Aim: Pictures stay out; everything else in the records below is copied exactly.
— start —
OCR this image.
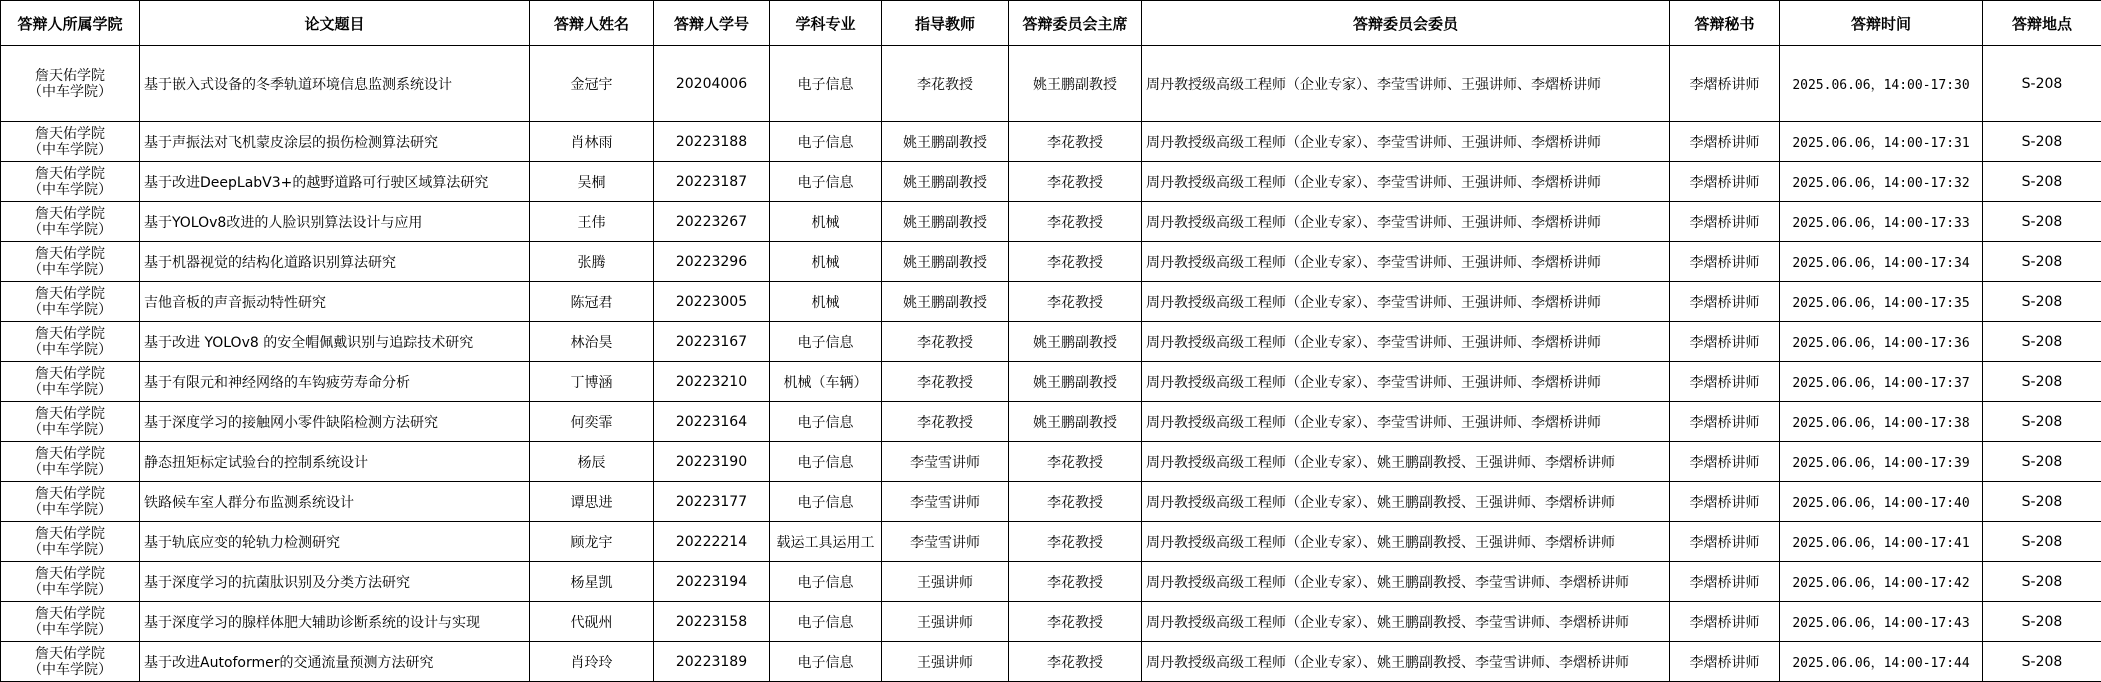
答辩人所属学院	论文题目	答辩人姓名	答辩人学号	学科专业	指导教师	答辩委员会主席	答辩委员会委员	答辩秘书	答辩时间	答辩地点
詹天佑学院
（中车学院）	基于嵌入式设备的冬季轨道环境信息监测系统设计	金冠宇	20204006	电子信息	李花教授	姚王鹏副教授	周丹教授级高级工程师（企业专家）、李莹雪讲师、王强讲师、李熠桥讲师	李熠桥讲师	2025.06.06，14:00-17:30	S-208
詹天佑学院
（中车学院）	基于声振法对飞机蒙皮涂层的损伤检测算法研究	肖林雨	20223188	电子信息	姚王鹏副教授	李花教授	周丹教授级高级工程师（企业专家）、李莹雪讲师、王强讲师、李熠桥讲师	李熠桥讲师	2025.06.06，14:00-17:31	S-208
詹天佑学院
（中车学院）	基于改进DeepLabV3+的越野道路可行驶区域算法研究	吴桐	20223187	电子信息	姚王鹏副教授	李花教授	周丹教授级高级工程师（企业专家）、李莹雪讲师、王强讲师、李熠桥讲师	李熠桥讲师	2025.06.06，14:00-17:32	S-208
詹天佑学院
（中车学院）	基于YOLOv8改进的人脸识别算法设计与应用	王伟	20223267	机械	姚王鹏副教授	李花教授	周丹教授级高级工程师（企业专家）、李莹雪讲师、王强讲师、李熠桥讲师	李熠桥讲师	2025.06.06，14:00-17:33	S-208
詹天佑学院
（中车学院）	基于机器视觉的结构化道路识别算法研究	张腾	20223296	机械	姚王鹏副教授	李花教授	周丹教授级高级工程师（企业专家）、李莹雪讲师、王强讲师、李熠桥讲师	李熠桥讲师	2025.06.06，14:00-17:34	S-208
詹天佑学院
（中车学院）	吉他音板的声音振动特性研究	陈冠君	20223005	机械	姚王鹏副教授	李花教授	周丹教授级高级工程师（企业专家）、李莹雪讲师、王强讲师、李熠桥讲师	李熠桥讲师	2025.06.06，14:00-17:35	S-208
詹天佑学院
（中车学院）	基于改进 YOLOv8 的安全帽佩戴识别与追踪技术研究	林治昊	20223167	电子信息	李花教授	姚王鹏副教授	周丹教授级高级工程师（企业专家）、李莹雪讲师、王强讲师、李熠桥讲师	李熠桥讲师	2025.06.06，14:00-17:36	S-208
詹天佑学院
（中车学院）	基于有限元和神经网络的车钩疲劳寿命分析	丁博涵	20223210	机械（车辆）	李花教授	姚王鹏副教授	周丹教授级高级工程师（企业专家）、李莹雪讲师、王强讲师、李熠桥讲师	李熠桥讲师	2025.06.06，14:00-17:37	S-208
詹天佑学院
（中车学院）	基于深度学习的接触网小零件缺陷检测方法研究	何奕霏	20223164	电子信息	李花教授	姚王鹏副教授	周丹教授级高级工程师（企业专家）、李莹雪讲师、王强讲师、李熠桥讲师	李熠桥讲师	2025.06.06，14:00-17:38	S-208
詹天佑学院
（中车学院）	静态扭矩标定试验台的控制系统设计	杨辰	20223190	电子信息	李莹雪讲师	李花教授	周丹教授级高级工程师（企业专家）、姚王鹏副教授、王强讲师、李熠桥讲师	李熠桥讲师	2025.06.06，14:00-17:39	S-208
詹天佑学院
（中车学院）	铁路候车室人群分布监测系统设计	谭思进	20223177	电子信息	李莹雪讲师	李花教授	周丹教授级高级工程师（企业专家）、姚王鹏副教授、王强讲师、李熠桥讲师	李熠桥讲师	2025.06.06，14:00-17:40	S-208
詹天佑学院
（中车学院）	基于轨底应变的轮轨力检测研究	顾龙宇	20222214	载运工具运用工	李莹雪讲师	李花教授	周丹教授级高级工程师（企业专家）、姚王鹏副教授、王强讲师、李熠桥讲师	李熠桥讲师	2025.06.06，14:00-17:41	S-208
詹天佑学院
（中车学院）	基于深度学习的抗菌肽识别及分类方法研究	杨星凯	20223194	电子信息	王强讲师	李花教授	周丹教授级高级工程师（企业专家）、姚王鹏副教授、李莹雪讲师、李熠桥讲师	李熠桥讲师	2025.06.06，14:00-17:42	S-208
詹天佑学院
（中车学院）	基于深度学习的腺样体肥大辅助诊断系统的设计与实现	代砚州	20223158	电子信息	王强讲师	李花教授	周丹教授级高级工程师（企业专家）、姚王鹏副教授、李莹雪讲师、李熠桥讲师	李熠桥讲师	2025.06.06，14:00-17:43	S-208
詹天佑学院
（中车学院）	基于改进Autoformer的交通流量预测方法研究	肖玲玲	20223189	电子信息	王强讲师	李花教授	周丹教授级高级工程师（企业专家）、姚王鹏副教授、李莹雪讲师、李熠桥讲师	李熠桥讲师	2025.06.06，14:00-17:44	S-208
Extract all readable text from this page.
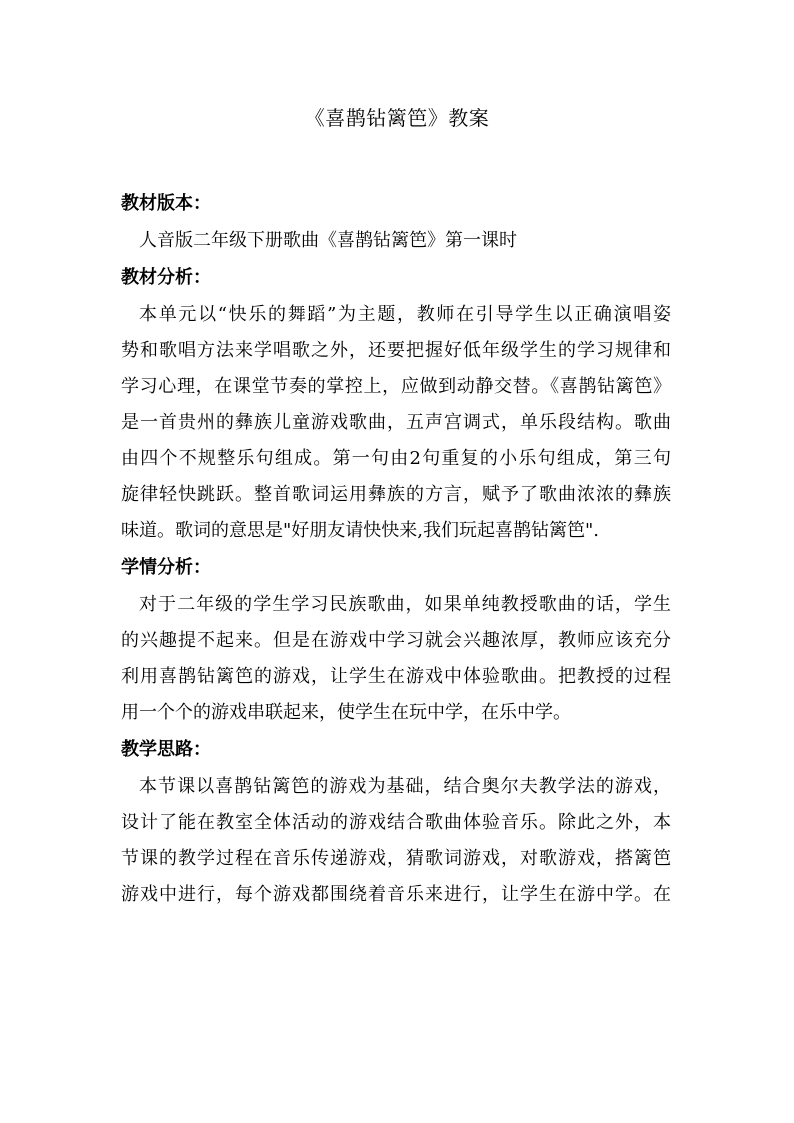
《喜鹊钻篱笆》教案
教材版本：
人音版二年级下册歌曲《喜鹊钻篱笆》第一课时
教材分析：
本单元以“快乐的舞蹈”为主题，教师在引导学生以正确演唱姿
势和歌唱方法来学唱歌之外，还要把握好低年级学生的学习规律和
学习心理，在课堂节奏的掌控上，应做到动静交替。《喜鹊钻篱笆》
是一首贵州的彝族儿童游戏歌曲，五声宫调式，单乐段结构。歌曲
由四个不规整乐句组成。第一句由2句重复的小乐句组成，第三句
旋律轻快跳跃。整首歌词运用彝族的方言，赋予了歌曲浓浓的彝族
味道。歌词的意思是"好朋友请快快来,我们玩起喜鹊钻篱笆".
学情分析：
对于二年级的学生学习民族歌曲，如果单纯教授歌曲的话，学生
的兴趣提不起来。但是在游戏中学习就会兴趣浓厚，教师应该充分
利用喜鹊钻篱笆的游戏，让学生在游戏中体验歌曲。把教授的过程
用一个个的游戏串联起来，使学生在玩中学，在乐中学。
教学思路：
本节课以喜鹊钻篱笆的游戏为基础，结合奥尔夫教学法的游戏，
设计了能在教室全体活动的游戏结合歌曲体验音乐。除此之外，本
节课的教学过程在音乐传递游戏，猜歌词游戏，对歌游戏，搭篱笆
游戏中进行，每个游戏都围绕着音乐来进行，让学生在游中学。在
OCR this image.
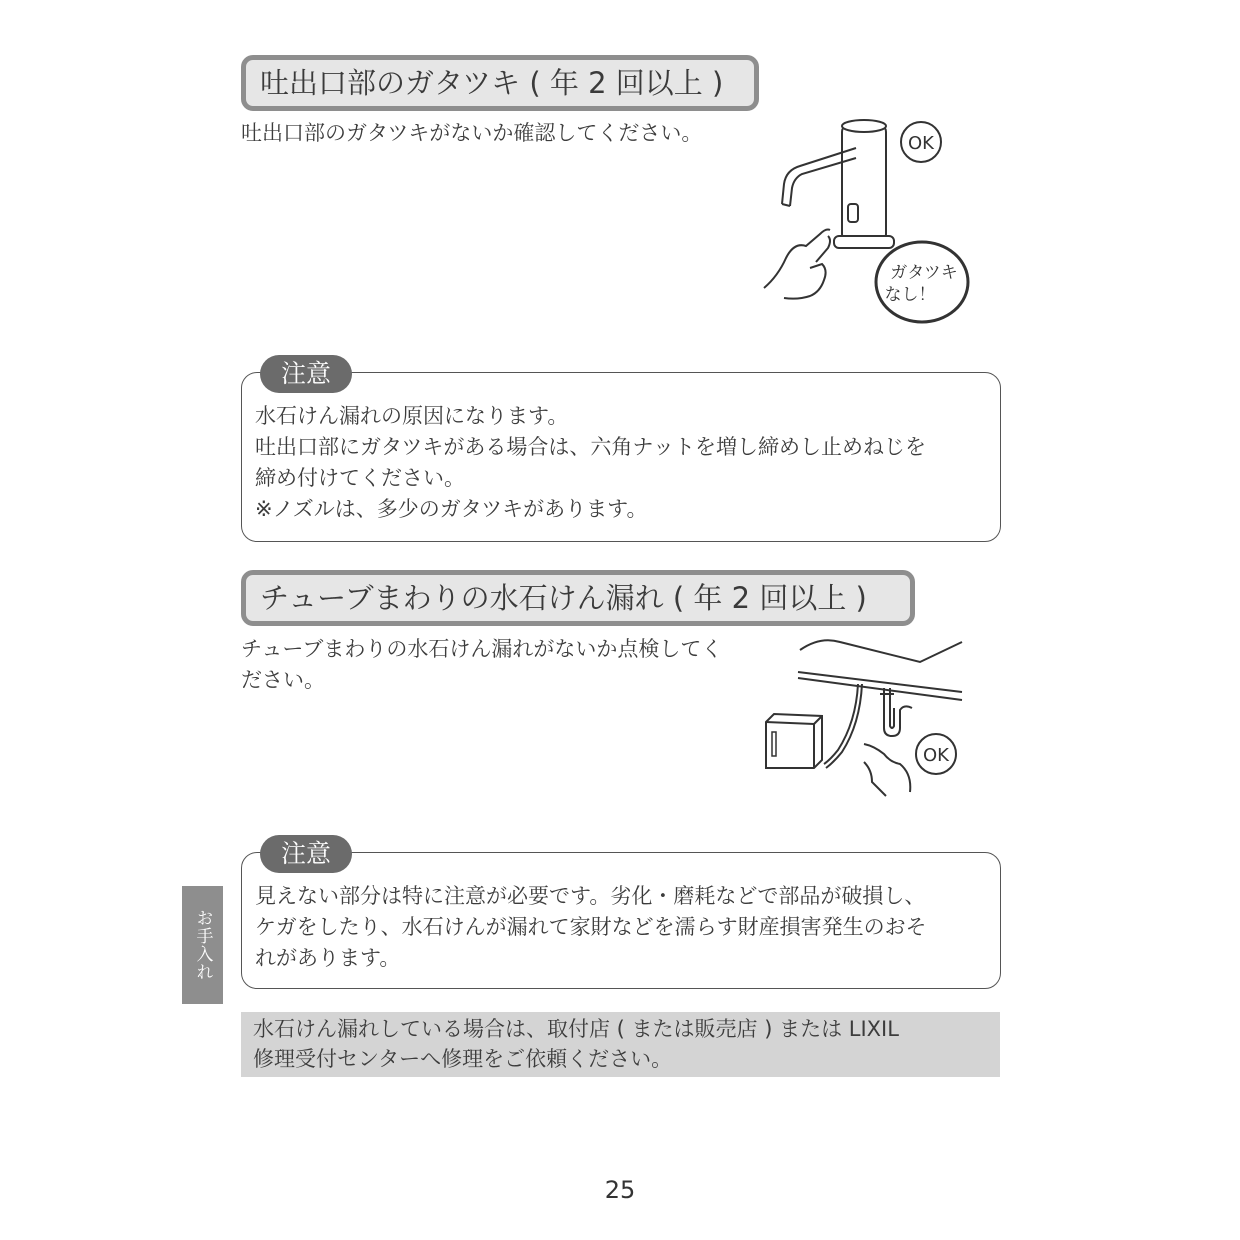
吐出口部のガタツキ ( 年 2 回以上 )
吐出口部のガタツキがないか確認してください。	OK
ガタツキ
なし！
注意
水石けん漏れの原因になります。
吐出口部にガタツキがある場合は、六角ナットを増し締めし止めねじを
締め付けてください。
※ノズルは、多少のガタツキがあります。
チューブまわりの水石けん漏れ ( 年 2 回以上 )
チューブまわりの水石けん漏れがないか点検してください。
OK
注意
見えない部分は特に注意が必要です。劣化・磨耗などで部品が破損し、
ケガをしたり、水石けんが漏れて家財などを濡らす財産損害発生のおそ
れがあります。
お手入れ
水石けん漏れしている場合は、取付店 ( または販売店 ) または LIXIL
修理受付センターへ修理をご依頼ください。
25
— end —
The reply:
OCR this image.
答辩人所属学院	论文题目	答辩人姓名	答辩人学号	学科专业	指导教师	答辩委员会主席	答辩委员会委员	答辩秘书	答辩时间	答辩地点
詹天佑学院
（中车学院）	基于嵌入式设备的冬季轨道环境信息监测系统设计	金冠宇	20204006	电子信息	李花教授	姚王鹏副教授	周丹教授级高级工程师（企业专家）、李莹雪讲师、王强讲师、李熠桥讲师	李熠桥讲师	2025.06.06，14:00-17:30	S-208
詹天佑学院
（中车学院）	基于声振法对飞机蒙皮涂层的损伤检测算法研究	肖林雨	20223188	电子信息	姚王鹏副教授	李花教授	周丹教授级高级工程师（企业专家）、李莹雪讲师、王强讲师、李熠桥讲师	李熠桥讲师	2025.06.06，14:00-17:31	S-208
詹天佑学院
（中车学院）	基于改进DeepLabV3+的越野道路可行驶区域算法研究	吴桐	20223187	电子信息	姚王鹏副教授	李花教授	周丹教授级高级工程师（企业专家）、李莹雪讲师、王强讲师、李熠桥讲师	李熠桥讲师	2025.06.06，14:00-17:32	S-208
詹天佑学院
（中车学院）	基于YOLOv8改进的人脸识别算法设计与应用	王伟	20223267	机械	姚王鹏副教授	李花教授	周丹教授级高级工程师（企业专家）、李莹雪讲师、王强讲师、李熠桥讲师	李熠桥讲师	2025.06.06，14:00-17:33	S-208
詹天佑学院
（中车学院）	基于机器视觉的结构化道路识别算法研究	张腾	20223296	机械	姚王鹏副教授	李花教授	周丹教授级高级工程师（企业专家）、李莹雪讲师、王强讲师、李熠桥讲师	李熠桥讲师	2025.06.06，14:00-17:34	S-208
詹天佑学院
（中车学院）	吉他音板的声音振动特性研究	陈冠君	20223005	机械	姚王鹏副教授	李花教授	周丹教授级高级工程师（企业专家）、李莹雪讲师、王强讲师、李熠桥讲师	李熠桥讲师	2025.06.06，14:00-17:35	S-208
詹天佑学院
（中车学院）	基于改进 YOLOv8 的安全帽佩戴识别与追踪技术研究	林治昊	20223167	电子信息	李花教授	姚王鹏副教授	周丹教授级高级工程师（企业专家）、李莹雪讲师、王强讲师、李熠桥讲师	李熠桥讲师	2025.06.06，14:00-17:36	S-208
詹天佑学院
（中车学院）	基于有限元和神经网络的车钩疲劳寿命分析	丁博涵	20223210	机械（车辆）	李花教授	姚王鹏副教授	周丹教授级高级工程师（企业专家）、李莹雪讲师、王强讲师、李熠桥讲师	李熠桥讲师	2025.06.06，14:00-17:37	S-208
詹天佑学院
（中车学院）	基于深度学习的接触网小零件缺陷检测方法研究	何奕霏	20223164	电子信息	李花教授	姚王鹏副教授	周丹教授级高级工程师（企业专家）、李莹雪讲师、王强讲师、李熠桥讲师	李熠桥讲师	2025.06.06，14:00-17:38	S-208
詹天佑学院
（中车学院）	静态扭矩标定试验台的控制系统设计	杨辰	20223190	电子信息	李莹雪讲师	李花教授	周丹教授级高级工程师（企业专家）、姚王鹏副教授、王强讲师、李熠桥讲师	李熠桥讲师	2025.06.06，14:00-17:39	S-208
詹天佑学院
（中车学院）	铁路候车室人群分布监测系统设计	谭思进	20223177	电子信息	李莹雪讲师	李花教授	周丹教授级高级工程师（企业专家）、姚王鹏副教授、王强讲师、李熠桥讲师	李熠桥讲师	2025.06.06，14:00-17:40	S-208
詹天佑学院
（中车学院）	基于轨底应变的轮轨力检测研究	顾龙宇	20222214	载运工具运用工	李莹雪讲师	李花教授	周丹教授级高级工程师（企业专家）、姚王鹏副教授、王强讲师、李熠桥讲师	李熠桥讲师	2025.06.06，14:00-17:41	S-208
詹天佑学院
（中车学院）	基于深度学习的抗菌肽识别及分类方法研究	杨星凯	20223194	电子信息	王强讲师	李花教授	周丹教授级高级工程师（企业专家）、姚王鹏副教授、李莹雪讲师、李熠桥讲师	李熠桥讲师	2025.06.06，14:00-17:42	S-208
詹天佑学院
（中车学院）	基于深度学习的腺样体肥大辅助诊断系统的设计与实现	代砚州	20223158	电子信息	王强讲师	李花教授	周丹教授级高级工程师（企业专家）、姚王鹏副教授、李莹雪讲师、李熠桥讲师	李熠桥讲师	2025.06.06，14:00-17:43	S-208
詹天佑学院
（中车学院）	基于改进Autoformer的交通流量预测方法研究	肖玲玲	20223189	电子信息	王强讲师	李花教授	周丹教授级高级工程师（企业专家）、姚王鹏副教授、李莹雪讲师、李熠桥讲师	李熠桥讲师	2025.06.06，14:00-17:44	S-208
Extract all readable text from this page.
《喜鹊钻篱笆》教案
教材版本：
人音版二年级下册歌曲《喜鹊钻篱笆》第一课时
教材分析：
本单元以“快乐的舞蹈”为主题，教师在引导学生以正确演唱姿
势和歌唱方法来学唱歌之外，还要把握好低年级学生的学习规律和
学习心理，在课堂节奏的掌控上，应做到动静交替。《喜鹊钻篱笆》
是一首贵州的彝族儿童游戏歌曲，五声宫调式，单乐段结构。歌曲
由四个不规整乐句组成。第一句由2句重复的小乐句组成，第三句
旋律轻快跳跃。整首歌词运用彝族的方言，赋予了歌曲浓浓的彝族
味道。歌词的意思是"好朋友请快快来,我们玩起喜鹊钻篱笆".
学情分析：
对于二年级的学生学习民族歌曲，如果单纯教授歌曲的话，学生
的兴趣提不起来。但是在游戏中学习就会兴趣浓厚，教师应该充分
利用喜鹊钻篱笆的游戏，让学生在游戏中体验歌曲。把教授的过程
用一个个的游戏串联起来，使学生在玩中学，在乐中学。
教学思路：
本节课以喜鹊钻篱笆的游戏为基础，结合奥尔夫教学法的游戏，
设计了能在教室全体活动的游戏结合歌曲体验音乐。除此之外，本
节课的教学过程在音乐传递游戏，猜歌词游戏，对歌游戏，搭篱笆
游戏中进行，每个游戏都围绕着音乐来进行，让学生在游中学。在
OCR this image.
吐出口部のガタツキ ( 年 2 回以上 )
吐出口部のガタツキがないか確認してください。	OK
ガタツキ
なし！
注意
水石けん漏れの原因になります。
吐出口部にガタツキがある場合は、六角ナットを増し締めし止めねじを
締め付けてください。
※ノズルは、多少のガタツキがあります。
チューブまわりの水石けん漏れ ( 年 2 回以上 )
チューブまわりの水石けん漏れがないか点検してください。
OK
注意
見えない部分は特に注意が必要です。劣化・磨耗などで部品が破損し、
ケガをしたり、水石けんが漏れて家財などを濡らす財産損害発生のおそ
れがあります。
お手入れ
水石けん漏れしている場合は、取付店 ( または販売店 ) または LIXIL
修理受付センターへ修理をご依頼ください。
25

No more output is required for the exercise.